# Short problem 1
Select every row that contains the string "Source".

# Text passage
In April 2012, while Kick-Ass 2 was still in pre-production Mark Millar stated that a third film was also planned. One year later in June, however, he revealed that it was not confirmed and would be dependent on how successful the second film was. Later the same month he further elaborated that if it went ahead, the third film would be the final installment: "Kick-Ass 3 is going to be the last one... I told Universal this and they asked me, 'What does that mean?' I said, 'It means that this is where it all ends'. They said, 'Do they all die at the end?' I said, 'Maybe' – because this is a realistic superhero story... if someone doesn't have a bullet proof vest like Superman, and doesn't have Batman's millions, then eventually he is going to turn around the wrong corner and get his head kicked in or get shot in the face. So Kick-Ass needs to reflect that. There has to be something dramatic at the end; he cannot do this for the rest of his life". Moretz has shown interest in returning for a third installment and was interested in exploring Hit-Girl's dark side: "I want to see something we haven't seen yet. Now we've seen who Mindy is, now we've seen who Hit-Girl is, I think we need to meld the characters together and have Mindy become Hit-Girl and Hit-Girl become Mindy. Maybe her natural hair has a streak of purple in it, maybe she really does go kind of crazy and go a bit darker since she lost her father. I would only do the third one if it was logical. It needs to be a good script and a director, probably Matthew (Vaughn). The third film needs to fully wrap up the series and has to be a good note to end on".

# Short problem 2
In the text about plans for a third Kick-Ass film, who does Moretz name as the probable director?

# Available records

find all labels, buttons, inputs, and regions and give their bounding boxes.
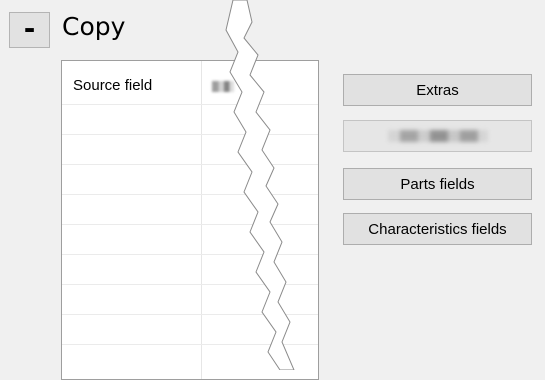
row-divider bbox=[62, 284, 318, 285]
grid-header-source-field: Source field bbox=[73, 77, 153, 94]
row-divider bbox=[62, 254, 318, 255]
collapse-section-button[interactable]: - bbox=[9, 12, 50, 48]
row-divider bbox=[62, 344, 318, 345]
section-title: Copy bbox=[62, 12, 126, 41]
row-divider bbox=[62, 164, 318, 165]
row-divider bbox=[62, 314, 318, 315]
grid-header-value-redacted bbox=[212, 81, 234, 92]
row-divider bbox=[62, 104, 318, 105]
row-divider bbox=[62, 134, 318, 135]
redacted-button[interactable] bbox=[343, 120, 532, 152]
parts-fields-button[interactable]: Parts fields bbox=[343, 168, 532, 200]
redacted-label bbox=[387, 130, 488, 142]
row-divider bbox=[62, 194, 318, 195]
extras-button[interactable]: Extras bbox=[343, 74, 532, 106]
row-divider bbox=[62, 224, 318, 225]
mapping-grid[interactable]: Source field bbox=[61, 60, 319, 380]
column-divider bbox=[201, 61, 202, 379]
characteristics-fields-button[interactable]: Characteristics fields bbox=[343, 213, 532, 245]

# Complete answer 1
grid-header-source-field: Source field bbox=[73, 77, 153, 94]
mapping-grid[interactable]: Source field bbox=[61, 60, 319, 380]

# Complete answer 2
Matthew Vaughn